*Work required*
Output only the count of lines that contain "name".

*Dataset*

################

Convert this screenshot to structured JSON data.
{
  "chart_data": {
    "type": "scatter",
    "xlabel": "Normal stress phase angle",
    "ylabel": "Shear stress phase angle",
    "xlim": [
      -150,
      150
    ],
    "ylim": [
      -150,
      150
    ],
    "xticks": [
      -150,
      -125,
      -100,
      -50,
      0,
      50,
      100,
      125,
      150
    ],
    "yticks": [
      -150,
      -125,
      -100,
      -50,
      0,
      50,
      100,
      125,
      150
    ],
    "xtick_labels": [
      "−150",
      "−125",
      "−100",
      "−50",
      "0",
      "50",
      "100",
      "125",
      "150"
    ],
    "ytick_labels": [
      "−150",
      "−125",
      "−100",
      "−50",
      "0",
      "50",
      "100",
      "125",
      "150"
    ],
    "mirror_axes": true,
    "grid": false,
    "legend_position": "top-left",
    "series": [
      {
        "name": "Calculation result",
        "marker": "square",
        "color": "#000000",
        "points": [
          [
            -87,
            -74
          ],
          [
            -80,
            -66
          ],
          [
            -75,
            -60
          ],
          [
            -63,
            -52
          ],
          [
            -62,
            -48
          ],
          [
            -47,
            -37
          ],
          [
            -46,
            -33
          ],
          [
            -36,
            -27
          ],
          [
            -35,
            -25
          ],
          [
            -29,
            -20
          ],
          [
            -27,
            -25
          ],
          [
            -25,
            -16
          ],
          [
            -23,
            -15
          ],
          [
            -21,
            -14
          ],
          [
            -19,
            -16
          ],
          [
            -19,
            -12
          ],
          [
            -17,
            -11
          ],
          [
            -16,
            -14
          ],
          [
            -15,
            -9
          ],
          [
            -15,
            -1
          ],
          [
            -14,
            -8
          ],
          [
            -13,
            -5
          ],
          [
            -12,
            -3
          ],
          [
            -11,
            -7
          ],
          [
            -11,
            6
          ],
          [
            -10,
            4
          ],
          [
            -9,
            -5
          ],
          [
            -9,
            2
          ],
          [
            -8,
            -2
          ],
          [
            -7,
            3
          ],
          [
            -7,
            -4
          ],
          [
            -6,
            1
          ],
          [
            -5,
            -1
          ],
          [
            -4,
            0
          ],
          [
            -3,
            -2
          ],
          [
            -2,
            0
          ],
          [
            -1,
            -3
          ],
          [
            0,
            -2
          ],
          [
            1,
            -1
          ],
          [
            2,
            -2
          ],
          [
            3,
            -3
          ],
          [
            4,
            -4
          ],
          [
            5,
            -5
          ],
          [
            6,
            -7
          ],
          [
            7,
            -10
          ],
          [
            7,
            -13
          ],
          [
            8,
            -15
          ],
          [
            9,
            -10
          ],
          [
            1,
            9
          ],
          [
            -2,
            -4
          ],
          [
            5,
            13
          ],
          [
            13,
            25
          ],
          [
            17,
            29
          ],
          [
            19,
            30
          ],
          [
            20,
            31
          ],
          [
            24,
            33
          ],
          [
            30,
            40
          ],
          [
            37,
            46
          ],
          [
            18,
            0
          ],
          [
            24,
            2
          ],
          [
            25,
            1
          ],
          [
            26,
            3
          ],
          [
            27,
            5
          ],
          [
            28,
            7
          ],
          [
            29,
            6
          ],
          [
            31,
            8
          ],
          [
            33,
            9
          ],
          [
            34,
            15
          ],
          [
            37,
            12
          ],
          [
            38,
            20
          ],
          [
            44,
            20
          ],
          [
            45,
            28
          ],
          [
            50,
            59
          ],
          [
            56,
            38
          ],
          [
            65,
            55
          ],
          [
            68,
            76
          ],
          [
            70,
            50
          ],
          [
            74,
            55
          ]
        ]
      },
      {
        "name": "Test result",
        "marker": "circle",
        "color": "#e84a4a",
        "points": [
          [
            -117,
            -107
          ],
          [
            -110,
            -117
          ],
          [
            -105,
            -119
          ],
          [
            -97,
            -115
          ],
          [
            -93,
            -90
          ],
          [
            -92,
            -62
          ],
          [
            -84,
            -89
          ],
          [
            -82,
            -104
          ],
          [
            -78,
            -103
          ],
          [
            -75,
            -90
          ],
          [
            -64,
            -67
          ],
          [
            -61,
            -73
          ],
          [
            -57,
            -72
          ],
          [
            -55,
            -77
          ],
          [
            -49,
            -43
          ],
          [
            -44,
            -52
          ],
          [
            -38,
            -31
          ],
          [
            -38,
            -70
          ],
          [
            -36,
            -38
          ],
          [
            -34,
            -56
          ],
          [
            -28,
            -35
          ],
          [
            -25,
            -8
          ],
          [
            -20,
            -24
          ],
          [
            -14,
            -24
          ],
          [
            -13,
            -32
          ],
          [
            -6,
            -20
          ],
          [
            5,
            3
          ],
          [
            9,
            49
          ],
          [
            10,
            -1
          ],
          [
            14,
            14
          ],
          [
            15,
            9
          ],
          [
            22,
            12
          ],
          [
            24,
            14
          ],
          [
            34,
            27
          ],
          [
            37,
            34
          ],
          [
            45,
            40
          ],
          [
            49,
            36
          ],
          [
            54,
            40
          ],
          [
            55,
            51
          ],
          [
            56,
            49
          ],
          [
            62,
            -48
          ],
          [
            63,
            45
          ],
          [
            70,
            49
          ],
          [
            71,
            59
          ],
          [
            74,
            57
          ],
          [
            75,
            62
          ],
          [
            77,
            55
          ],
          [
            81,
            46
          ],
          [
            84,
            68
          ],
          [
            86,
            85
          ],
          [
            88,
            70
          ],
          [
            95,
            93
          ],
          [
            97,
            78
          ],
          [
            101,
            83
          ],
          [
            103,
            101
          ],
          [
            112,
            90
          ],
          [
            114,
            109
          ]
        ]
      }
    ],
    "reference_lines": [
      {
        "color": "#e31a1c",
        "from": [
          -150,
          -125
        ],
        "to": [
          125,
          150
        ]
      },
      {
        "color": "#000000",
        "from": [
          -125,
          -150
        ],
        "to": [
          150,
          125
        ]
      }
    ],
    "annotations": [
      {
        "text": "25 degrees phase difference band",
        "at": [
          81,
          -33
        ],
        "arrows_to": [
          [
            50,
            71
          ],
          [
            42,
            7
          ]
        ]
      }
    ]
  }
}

################

*Output for this exercise*
2